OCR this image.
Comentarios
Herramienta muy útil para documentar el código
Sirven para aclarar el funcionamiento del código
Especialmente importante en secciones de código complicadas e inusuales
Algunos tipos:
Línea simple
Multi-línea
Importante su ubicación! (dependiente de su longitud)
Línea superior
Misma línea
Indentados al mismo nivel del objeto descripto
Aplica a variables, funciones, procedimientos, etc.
____________
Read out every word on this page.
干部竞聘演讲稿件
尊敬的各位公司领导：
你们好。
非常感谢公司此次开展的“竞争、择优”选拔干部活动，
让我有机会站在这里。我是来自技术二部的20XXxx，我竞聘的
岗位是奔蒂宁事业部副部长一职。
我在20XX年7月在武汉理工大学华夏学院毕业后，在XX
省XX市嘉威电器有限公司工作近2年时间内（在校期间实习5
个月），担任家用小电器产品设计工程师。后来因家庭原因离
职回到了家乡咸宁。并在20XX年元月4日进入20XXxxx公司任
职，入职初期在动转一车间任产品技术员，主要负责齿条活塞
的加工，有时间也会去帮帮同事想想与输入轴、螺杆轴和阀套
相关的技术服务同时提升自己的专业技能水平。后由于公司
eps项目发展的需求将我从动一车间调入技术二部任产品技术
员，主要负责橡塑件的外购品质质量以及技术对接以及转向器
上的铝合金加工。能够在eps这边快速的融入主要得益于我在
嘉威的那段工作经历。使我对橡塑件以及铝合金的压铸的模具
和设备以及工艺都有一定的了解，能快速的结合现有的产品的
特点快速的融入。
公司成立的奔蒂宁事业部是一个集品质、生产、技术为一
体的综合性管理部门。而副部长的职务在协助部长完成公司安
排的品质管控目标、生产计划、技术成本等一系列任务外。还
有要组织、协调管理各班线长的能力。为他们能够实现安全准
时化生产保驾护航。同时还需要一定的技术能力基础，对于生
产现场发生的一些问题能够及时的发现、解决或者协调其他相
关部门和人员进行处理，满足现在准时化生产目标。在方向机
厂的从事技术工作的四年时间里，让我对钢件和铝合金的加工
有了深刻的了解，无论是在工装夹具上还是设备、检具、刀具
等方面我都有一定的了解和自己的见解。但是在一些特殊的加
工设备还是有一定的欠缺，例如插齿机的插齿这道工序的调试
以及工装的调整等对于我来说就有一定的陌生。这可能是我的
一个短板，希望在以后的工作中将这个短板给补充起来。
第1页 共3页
____________
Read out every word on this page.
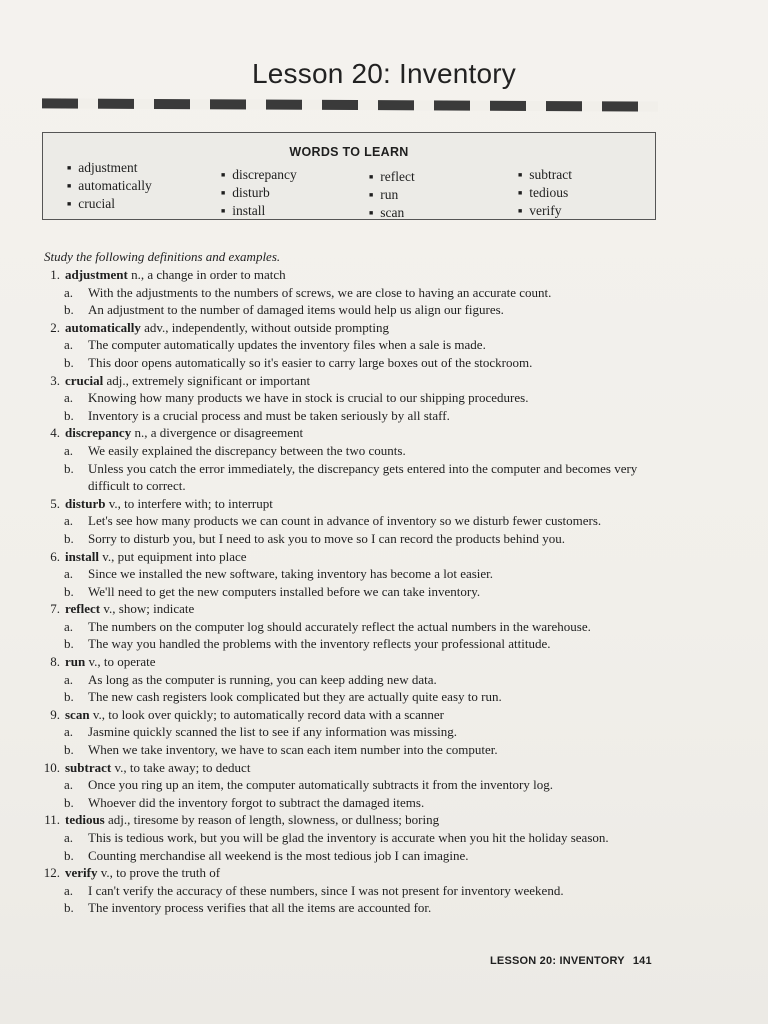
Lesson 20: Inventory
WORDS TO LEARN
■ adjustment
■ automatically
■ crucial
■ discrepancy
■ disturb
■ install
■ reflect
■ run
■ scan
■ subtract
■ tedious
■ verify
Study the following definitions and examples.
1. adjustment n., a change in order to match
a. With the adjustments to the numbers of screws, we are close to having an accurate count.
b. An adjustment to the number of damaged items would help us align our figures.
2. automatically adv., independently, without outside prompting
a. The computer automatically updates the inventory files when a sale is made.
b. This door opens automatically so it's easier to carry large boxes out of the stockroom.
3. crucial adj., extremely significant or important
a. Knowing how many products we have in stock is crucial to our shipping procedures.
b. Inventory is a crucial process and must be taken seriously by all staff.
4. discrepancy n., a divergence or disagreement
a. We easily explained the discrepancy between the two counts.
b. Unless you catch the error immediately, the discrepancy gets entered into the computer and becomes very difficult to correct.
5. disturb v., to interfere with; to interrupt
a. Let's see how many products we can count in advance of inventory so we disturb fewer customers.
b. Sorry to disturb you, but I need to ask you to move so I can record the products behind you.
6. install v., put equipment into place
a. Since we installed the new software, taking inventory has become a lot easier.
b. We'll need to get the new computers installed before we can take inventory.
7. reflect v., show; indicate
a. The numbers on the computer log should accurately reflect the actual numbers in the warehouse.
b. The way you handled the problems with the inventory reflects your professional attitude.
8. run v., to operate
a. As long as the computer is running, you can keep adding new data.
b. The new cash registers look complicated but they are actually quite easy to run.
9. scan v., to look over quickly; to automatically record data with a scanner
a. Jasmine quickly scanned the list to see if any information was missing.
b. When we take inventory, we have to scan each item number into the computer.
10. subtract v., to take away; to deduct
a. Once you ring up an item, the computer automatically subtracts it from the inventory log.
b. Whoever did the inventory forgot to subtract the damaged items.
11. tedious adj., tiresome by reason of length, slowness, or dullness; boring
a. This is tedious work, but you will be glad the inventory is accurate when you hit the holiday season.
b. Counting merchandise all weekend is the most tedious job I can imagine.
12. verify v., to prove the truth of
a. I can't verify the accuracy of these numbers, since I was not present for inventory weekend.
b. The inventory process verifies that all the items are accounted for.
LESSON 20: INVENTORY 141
____________
*GIVEN PROBLEM*: Scan the data above and copy every line with "damaged" in it.

*REPLY*:
b. An adjustment to the number of damaged items would help us align our figures.
b. Whoever did the inventory forgot to subtract the damaged items.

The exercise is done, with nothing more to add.